*MISE EN PRATIQUE:*
• 1. Réécrivez sous forme de liste le paragraphe du texte sur le 7 octobre qui commence par « L’État d’Israël s’est construit », en conservant ses faits essentiels.
• 2. Recopiez fidèlement le passage du texte sur le 7 octobre commençant par « Car ce qui s’est » et se terminant par « l’illusion de sécurité. ».

*TEXTE DE L'EXERCICE:*

↓

Car ce qui s’est effondré le 7 octobre, et qu’il est capital de comprendre pour tous ceux qui veulent saisir la société israélienne, c’est l’illusion de sécurité.
Je n’oublierai jamais les premières images sur les réseaux sociaux ce samedi noir. Lorsque nous ne savions pas encore vraiment ce qui nous était tombé sur la tête. Voir ces terroristes surarmés entrer dans nos bases, nos kibboutz, défoncer la barrière soi-disant infranchissable avec Israël, tirer sur tout ce qui bouge dans les rues de Sderot, de Ofakim.
Ces images sont gravées dans la mémoire collective pour toujours.
Et ce sentiment de vulnérabilité ne fait que se perpétuer chaque jour, alors que nous égrenons les jours de captivité des otages maintenus dans des conditions inhumaines et déshumanisantes.
L’État d’Israël s’est construit sur un double traumatisme. Celui de la Shoah, le génocide de 6 millions de Juifs, la disparition de communautés entières, et puis l’exil de près d’un million de Juifs des pays arabes, chassés, expulsés ou menacés, et la disparition consécutive également de communautés entières, d’histoire en commun.

↑

*DONNÉES FOURNIES:*
↓

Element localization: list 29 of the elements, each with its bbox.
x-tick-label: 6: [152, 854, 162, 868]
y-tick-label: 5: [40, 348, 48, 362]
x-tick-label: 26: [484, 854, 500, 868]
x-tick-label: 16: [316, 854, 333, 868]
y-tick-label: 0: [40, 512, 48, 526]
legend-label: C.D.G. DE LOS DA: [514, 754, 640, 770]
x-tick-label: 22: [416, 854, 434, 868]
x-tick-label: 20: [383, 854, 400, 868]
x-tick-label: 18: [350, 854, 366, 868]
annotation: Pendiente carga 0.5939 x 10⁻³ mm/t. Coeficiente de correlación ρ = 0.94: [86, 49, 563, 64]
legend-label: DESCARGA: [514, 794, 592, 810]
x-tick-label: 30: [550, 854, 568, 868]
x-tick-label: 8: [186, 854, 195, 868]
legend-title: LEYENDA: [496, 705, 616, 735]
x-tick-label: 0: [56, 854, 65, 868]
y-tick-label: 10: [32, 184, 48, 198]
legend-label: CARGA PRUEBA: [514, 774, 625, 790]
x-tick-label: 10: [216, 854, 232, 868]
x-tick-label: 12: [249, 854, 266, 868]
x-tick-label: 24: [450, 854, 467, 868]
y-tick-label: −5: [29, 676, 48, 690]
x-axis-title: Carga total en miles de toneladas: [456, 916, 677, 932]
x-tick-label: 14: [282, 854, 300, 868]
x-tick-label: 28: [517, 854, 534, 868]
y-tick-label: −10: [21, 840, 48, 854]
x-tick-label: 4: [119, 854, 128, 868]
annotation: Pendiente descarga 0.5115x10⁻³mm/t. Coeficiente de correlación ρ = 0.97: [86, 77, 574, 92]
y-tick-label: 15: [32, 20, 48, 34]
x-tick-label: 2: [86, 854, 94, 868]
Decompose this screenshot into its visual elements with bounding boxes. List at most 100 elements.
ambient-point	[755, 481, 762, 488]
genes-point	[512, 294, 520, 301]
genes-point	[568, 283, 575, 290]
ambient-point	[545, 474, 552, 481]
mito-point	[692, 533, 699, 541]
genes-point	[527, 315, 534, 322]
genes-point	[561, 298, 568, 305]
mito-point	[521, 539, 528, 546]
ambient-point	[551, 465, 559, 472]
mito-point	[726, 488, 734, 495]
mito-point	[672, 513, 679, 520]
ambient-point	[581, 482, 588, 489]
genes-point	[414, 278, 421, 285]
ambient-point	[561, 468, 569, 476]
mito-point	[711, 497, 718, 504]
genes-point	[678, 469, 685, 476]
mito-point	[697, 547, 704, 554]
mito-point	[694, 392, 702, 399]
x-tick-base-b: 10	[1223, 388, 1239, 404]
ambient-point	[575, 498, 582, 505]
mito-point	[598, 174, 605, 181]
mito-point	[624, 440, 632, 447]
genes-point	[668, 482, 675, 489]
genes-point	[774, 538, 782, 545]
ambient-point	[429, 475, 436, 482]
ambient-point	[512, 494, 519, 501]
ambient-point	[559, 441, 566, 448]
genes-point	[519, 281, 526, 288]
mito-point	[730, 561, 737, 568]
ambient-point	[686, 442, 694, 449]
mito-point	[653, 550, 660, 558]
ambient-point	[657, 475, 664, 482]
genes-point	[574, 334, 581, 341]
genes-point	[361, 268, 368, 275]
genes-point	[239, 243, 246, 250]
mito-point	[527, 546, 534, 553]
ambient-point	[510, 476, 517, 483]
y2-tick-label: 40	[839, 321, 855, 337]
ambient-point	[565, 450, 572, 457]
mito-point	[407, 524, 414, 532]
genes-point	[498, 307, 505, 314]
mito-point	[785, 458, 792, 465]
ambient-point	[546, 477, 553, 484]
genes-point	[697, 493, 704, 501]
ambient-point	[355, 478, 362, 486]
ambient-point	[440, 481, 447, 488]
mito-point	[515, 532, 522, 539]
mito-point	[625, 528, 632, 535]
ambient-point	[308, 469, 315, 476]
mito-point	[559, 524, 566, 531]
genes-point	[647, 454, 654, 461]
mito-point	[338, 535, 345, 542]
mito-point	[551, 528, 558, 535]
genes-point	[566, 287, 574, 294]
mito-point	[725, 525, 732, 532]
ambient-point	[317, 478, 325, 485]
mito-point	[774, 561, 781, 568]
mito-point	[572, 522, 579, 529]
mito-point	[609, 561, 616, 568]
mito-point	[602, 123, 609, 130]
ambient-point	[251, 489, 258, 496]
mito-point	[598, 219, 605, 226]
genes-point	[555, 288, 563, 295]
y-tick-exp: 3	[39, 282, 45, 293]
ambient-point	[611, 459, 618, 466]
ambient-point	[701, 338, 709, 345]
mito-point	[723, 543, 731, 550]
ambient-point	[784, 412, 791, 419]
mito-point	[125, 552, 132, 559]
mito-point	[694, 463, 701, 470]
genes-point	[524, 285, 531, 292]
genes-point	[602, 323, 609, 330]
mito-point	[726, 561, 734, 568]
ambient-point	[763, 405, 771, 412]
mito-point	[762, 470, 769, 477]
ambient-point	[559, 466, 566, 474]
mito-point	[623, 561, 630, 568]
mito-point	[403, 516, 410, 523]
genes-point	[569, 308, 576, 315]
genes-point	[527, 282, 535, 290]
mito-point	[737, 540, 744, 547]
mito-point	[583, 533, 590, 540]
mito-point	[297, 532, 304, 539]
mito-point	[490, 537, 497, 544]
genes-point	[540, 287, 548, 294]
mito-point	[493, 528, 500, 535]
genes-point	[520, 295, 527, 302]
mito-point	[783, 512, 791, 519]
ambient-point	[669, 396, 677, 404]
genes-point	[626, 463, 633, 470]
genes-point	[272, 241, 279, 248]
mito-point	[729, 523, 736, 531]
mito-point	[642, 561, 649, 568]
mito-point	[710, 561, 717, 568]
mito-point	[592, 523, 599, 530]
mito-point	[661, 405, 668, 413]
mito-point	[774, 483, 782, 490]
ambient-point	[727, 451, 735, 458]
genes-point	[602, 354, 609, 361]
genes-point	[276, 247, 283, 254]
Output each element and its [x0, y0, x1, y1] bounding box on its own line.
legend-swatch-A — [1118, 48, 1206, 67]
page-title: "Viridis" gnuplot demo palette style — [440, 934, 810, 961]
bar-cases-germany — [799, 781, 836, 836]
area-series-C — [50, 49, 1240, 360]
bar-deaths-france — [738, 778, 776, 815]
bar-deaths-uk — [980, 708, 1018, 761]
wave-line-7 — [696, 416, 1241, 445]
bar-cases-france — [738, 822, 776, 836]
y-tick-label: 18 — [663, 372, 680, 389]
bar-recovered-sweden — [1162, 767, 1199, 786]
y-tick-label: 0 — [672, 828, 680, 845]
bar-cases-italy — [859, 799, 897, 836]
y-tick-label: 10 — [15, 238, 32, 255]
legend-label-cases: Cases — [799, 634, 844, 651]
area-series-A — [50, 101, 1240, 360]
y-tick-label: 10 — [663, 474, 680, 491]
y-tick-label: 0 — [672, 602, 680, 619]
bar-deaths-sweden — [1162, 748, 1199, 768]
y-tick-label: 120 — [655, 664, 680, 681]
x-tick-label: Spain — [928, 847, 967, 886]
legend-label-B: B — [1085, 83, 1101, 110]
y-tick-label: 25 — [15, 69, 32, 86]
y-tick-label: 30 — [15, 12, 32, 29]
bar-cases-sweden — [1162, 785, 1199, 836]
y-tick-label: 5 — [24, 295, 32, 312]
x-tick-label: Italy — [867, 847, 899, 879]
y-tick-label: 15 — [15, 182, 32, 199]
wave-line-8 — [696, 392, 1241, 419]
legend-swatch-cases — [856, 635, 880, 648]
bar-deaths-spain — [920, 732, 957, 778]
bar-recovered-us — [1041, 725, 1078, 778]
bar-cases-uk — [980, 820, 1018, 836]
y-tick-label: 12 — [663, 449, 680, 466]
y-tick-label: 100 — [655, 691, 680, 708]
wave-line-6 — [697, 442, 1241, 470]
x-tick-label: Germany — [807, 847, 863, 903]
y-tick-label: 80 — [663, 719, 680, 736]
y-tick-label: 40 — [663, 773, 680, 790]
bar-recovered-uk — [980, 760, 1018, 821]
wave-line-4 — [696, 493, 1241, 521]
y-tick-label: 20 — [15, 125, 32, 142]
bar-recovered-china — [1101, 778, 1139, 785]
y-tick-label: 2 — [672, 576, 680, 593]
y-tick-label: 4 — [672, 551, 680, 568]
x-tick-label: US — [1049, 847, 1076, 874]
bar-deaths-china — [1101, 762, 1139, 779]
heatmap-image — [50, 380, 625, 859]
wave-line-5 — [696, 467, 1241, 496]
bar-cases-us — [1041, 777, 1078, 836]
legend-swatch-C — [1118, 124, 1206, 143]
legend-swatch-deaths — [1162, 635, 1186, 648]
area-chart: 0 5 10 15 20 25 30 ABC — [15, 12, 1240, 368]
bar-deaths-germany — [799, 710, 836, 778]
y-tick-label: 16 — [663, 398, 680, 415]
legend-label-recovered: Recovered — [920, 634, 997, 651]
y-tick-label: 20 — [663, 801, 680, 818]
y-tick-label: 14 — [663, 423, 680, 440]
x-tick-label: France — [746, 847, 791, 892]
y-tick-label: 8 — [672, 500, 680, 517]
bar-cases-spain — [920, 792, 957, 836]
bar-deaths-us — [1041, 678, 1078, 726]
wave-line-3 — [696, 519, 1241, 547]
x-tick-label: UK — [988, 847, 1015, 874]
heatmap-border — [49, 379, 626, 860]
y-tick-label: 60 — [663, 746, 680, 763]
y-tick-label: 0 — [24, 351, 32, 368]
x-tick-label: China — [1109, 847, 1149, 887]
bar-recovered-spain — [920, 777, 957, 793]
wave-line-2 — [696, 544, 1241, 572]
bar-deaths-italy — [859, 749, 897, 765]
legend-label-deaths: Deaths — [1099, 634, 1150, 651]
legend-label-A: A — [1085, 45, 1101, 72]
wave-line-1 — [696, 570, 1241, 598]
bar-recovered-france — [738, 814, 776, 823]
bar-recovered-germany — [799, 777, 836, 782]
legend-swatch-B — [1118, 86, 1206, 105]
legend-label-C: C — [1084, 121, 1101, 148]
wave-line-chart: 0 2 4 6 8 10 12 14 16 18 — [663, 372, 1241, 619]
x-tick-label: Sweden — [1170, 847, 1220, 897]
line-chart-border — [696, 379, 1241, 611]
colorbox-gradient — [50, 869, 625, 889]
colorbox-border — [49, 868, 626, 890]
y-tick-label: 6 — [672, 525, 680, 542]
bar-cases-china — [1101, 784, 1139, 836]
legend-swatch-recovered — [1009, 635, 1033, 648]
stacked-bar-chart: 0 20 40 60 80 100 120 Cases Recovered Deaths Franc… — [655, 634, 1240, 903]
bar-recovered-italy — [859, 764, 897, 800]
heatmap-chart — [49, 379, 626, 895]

↑

*LISTE DES RÉPONSES:*
• 1.
L’État d’Israël s’est construit sur un double traumatisme :
- la Shoah, génocide de 6 millions de Juifs, avec la disparition de communautés entières ;
- l’exil de près d’un million de Juifs des pays arabes, chassés, expulsés ou menacés, qui a entraîné lui aussi la disparition de communautés entières et d’une histoire commune.

• 2.
Car ce qui s’est effondré le 7 octobre, et qu’il est capital de comprendre pour tous ceux qui veulent saisir la société israélienne, c’est l’illusion de sécurité.